PokerStars Confirms DDoS Attacks PokerStars Confirms DDoS Attacks

PokerStars has confirmed that it too has experienced a series of Distributed Denial of Service (DDoS) attacks that have been interrupting the online poker industry including partypoker over the last ten days.

On Wednesday night, PokerStars turned to Twitter to update players and confirm that recent interruptions in service were the result of DDoS attacks:

The first wave of attacks on PokerStars began on Sunday night when a vast majority of players experienced connectivity issues across the company’s major networks including the European shared market. Its flagship tournament Sunday Million was among several tournaments which got interrupted prompting the operator to cancel all the running tournaments.

Players were automatically credited in accordance with PokerStars’ cancellation policy under which players received refunds based on their chip count at the time the tournaments were cancelled. However, the time between when the attacks began and the tournaments were cancelled caused an issue.

Several players “blinded out” before the tournaments were cancelled and as a result, many players did not receive appropriate compensation. While the majority of players were sitting out at the tables, some players from countries that were unaffected by the attacks built massive stacks from the disconnected players resulting in some players reportedly getting credited more than the stated first prize.

However, on Wednesday, PokerStars issued another notice on Twitter and said that the players have been credited refunds “based on their equity at the time of disconnection” but did not confirm if a DDoS attack was behind the disruption.

Second Wave of Disruptions

While PokerStars initially stated that the problems were resolved, the site was hit by a fresh wave of disconnections on Monday morning, forcing the operator to cancel the tournaments again. The operator issued an apology on Twitter and said that the refunds had been initiated.

Task statement: Reproduce the passage of the PokerStars DDoS article from "However, on Wednesday, PokerStars" up to and including "had been initiated.".

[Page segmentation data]
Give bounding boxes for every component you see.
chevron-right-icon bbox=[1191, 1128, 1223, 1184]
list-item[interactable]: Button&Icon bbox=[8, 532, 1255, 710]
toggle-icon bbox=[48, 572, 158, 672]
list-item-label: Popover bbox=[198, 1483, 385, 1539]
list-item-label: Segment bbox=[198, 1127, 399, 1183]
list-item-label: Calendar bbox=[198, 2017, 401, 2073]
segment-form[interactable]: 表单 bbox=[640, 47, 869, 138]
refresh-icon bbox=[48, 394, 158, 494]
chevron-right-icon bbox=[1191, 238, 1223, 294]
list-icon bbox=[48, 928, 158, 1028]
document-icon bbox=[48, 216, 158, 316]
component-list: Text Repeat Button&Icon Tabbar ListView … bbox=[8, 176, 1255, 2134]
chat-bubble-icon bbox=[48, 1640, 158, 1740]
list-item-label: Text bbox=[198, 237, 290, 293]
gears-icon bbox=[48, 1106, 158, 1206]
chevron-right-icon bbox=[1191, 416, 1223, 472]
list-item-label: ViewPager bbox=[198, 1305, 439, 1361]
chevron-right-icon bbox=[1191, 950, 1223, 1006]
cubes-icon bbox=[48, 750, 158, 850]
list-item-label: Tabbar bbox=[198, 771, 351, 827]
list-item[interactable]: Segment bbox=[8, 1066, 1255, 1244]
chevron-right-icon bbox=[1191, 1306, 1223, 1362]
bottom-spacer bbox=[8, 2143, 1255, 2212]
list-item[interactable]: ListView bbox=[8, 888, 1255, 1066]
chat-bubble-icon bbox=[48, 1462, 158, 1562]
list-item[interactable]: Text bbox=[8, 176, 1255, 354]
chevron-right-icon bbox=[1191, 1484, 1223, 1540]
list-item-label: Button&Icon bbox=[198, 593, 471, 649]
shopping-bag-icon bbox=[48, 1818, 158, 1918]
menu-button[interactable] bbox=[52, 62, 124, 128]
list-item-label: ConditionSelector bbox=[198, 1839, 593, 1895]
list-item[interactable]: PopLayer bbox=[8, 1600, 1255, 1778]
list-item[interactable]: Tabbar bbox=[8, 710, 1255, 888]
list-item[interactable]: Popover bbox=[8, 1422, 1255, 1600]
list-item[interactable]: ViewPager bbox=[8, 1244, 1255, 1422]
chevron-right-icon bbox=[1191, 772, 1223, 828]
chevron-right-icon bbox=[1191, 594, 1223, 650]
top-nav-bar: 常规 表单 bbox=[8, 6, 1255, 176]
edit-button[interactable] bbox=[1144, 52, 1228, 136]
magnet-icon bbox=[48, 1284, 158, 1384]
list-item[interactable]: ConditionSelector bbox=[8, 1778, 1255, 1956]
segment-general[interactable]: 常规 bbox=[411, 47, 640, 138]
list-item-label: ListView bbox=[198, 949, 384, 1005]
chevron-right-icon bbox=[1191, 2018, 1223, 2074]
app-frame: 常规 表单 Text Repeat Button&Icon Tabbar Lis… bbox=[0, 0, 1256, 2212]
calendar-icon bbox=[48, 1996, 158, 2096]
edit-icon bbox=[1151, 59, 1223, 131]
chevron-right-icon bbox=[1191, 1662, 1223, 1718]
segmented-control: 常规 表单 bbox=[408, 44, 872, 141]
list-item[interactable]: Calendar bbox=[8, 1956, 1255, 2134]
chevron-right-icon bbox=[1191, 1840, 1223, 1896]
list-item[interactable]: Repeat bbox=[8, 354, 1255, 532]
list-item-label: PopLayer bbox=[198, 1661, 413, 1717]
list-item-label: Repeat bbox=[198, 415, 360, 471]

Result for this exercise:
However, on Wednesday, PokerStars issued another notice on Twitter and said that the players have been credited refunds “based on their equity at the time of disconnection” but did not confirm if a DDoS attack was behind the disruption.

Second Wave of Disruptions

While PokerStars initially stated that the problems were resolved, the site was hit by a fresh wave of disconnections on Monday morning, forcing the operator to cancel the tournaments again. The operator issued an apology on Twitter and said that the refunds had been initiated.